Pick out every line of the entries below that contains the word "намерение", and copy each of those lines.
▶
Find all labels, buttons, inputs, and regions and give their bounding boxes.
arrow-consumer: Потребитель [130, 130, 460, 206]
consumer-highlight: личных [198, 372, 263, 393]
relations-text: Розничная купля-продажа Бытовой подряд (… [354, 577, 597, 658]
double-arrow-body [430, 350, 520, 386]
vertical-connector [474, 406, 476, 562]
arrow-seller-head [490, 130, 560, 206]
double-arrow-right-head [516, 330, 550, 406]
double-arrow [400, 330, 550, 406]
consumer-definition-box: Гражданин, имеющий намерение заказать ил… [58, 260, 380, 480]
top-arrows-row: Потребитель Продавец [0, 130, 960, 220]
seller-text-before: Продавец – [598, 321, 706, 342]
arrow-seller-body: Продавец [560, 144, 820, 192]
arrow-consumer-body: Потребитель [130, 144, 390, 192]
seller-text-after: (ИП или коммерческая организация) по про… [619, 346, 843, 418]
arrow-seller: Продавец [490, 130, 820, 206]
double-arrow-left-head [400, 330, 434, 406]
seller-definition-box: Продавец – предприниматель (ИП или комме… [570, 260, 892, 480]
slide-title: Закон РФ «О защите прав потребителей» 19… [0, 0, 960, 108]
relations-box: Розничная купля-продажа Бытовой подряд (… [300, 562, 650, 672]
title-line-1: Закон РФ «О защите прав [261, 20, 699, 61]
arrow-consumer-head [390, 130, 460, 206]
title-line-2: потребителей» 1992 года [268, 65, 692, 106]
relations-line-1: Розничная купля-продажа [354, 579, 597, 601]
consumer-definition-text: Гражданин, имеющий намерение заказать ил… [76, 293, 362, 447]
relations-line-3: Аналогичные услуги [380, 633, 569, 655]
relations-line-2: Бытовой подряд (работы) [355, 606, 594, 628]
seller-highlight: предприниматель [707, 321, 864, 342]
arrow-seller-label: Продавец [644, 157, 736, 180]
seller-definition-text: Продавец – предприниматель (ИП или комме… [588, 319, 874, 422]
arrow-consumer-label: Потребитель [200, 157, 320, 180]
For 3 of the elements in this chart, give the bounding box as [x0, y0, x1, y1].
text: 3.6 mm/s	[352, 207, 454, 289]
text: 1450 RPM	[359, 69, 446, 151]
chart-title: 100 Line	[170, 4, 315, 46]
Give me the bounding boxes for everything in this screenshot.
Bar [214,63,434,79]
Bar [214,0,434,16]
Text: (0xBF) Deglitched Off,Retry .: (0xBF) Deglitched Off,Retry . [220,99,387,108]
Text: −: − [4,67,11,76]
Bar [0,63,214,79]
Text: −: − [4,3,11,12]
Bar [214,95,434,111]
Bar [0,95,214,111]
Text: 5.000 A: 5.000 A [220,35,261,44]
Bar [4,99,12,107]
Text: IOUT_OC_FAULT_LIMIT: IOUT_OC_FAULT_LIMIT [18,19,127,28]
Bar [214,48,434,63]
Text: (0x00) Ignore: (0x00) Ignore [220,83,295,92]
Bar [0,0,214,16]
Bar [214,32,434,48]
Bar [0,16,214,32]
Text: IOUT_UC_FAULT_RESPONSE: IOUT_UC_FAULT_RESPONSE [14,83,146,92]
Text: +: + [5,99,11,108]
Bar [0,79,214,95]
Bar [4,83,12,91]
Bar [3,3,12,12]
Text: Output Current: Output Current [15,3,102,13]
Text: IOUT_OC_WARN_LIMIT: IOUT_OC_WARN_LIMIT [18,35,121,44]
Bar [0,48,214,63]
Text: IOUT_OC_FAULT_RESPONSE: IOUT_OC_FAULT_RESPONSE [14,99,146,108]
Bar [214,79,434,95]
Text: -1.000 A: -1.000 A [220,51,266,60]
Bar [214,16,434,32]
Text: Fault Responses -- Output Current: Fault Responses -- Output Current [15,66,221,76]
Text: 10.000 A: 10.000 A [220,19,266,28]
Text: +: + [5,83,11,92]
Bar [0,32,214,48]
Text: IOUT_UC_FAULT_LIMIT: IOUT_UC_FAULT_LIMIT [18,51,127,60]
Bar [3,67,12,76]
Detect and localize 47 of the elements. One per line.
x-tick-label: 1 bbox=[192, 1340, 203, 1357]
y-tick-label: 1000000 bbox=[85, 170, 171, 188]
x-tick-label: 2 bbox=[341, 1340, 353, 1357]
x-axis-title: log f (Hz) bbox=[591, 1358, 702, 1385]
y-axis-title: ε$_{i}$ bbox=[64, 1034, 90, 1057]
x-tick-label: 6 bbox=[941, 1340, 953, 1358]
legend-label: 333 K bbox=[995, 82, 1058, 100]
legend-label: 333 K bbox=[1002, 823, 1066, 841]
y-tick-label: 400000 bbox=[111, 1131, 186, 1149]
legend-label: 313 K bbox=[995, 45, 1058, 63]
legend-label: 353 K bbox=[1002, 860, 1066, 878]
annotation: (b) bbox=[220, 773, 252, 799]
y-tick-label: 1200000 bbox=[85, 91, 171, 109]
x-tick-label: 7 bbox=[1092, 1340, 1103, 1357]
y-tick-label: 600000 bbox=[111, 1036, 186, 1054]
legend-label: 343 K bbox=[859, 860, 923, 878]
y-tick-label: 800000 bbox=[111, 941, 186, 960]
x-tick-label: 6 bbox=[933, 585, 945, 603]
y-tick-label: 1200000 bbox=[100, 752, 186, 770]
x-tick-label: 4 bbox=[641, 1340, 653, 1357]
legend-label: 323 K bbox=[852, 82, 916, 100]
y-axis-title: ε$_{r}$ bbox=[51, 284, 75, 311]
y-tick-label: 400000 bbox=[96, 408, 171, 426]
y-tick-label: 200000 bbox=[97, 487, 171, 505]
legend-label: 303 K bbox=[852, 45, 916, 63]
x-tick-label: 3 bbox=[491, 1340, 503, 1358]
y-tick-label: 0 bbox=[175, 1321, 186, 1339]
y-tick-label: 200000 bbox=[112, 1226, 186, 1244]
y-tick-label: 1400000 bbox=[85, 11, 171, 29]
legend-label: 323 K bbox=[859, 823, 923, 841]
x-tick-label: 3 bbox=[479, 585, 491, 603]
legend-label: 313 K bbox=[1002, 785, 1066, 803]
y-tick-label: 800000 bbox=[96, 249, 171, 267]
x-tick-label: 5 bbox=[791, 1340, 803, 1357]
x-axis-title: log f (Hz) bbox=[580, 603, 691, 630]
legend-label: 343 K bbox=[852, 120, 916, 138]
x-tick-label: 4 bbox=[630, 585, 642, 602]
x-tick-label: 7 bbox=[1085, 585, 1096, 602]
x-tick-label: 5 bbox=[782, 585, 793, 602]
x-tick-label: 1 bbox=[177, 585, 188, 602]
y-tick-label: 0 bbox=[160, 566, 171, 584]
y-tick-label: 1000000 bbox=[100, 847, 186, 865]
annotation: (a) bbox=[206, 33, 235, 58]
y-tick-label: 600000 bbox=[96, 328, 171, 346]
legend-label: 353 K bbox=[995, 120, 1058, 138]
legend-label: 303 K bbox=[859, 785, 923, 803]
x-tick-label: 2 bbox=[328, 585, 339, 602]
◀
[The response]
consumer-definition-box: Гражданин, имеющий намерение заказать ил… [58, 260, 380, 480]
consumer-definition-text: Гражданин, имеющий намерение заказать ил… [76, 293, 362, 447]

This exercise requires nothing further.